■ Source records ■
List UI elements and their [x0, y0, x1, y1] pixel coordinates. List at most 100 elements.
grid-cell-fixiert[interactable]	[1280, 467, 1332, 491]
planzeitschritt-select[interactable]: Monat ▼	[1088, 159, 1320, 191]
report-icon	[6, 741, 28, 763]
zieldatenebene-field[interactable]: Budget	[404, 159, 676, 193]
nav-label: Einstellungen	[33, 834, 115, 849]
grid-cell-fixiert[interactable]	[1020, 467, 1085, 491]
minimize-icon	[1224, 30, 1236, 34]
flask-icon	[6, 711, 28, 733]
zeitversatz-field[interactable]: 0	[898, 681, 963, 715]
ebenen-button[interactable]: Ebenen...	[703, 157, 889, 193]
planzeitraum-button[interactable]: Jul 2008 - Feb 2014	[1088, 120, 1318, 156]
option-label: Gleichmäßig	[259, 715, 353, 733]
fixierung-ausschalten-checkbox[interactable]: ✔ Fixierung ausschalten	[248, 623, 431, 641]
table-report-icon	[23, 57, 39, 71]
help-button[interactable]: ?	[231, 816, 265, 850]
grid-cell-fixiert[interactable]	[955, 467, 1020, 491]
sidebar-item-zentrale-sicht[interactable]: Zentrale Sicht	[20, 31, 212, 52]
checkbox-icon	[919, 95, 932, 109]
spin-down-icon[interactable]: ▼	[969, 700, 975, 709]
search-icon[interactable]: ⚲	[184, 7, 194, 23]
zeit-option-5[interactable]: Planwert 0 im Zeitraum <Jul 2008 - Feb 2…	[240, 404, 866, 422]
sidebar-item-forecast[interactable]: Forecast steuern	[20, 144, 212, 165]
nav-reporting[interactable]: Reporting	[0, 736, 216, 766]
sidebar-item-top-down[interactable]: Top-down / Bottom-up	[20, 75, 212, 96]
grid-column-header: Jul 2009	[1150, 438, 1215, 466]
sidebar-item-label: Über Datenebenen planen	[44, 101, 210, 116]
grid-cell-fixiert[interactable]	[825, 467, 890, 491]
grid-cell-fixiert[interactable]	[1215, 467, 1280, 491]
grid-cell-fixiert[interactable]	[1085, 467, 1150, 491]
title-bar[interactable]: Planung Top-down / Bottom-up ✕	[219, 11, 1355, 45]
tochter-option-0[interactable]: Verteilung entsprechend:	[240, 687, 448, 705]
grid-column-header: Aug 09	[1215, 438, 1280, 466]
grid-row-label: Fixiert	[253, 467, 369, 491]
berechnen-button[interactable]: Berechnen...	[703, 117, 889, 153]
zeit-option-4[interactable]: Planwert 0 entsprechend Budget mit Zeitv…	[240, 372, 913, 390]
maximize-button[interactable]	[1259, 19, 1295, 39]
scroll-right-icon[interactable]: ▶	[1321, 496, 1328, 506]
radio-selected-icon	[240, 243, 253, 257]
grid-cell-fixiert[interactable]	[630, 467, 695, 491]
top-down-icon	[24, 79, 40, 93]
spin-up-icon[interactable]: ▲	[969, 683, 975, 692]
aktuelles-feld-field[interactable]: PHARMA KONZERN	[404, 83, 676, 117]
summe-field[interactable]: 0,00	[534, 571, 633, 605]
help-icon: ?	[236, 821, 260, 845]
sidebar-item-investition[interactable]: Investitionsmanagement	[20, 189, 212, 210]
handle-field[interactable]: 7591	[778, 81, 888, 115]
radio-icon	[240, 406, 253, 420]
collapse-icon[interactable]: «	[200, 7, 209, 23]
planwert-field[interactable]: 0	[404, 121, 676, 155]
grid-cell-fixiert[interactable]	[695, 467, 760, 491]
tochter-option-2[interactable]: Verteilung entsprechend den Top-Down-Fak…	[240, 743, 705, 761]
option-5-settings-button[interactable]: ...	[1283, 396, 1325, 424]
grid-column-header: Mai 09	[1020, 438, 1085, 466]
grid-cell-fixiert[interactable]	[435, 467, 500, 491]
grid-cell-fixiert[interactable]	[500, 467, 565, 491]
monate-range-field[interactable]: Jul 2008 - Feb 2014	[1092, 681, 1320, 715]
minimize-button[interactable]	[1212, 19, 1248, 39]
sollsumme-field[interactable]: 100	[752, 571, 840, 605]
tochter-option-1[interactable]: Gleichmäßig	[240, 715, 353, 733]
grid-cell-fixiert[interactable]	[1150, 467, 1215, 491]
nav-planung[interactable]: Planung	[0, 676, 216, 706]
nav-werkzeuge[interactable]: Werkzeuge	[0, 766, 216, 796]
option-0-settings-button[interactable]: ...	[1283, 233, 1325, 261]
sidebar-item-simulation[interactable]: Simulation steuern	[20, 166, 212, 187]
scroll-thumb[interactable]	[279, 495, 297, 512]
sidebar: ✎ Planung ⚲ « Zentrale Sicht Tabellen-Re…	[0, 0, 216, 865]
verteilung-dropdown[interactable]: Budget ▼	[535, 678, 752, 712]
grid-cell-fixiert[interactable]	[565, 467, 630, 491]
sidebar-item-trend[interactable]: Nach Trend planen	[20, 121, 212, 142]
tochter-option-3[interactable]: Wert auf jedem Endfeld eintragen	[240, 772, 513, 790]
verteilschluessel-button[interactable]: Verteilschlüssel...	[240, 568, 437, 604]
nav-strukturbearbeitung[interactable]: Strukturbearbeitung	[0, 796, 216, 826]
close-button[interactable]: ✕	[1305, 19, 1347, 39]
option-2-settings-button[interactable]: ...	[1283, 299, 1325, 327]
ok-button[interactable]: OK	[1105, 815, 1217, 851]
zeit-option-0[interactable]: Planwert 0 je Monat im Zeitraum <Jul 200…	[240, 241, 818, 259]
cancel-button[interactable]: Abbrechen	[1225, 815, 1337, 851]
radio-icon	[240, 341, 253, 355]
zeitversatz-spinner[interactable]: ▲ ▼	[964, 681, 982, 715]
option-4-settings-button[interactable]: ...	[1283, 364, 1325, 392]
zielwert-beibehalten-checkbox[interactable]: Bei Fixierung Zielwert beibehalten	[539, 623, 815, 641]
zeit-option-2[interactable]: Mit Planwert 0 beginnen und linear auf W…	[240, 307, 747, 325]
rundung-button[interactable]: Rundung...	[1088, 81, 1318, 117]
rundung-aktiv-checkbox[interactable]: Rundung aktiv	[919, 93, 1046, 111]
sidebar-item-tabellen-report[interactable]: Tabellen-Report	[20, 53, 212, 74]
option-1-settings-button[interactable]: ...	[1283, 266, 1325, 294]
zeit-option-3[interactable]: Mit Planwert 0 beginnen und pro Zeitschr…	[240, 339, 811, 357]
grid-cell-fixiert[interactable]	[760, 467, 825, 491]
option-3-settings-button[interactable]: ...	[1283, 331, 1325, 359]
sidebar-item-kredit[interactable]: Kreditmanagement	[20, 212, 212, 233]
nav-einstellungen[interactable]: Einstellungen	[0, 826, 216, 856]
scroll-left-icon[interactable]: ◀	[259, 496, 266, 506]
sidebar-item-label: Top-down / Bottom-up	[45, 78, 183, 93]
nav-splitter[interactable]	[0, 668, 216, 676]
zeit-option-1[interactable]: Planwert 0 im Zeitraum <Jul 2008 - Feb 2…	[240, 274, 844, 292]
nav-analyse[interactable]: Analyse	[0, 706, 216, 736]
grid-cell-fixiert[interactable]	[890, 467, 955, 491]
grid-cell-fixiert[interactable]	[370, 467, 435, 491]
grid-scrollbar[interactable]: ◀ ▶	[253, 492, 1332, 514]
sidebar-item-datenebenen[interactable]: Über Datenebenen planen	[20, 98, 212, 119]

■ Requirements ■
From the entries above, list each line that contains the word "planen", copying every such line in full.

■ Answer for this exercise ■
sidebar-item-label: Über Datenebenen planen	[44, 101, 210, 116]
sidebar-item-trend[interactable]: Nach Trend planen	[20, 121, 212, 142]
sidebar-item-datenebenen[interactable]: Über Datenebenen planen	[20, 98, 212, 119]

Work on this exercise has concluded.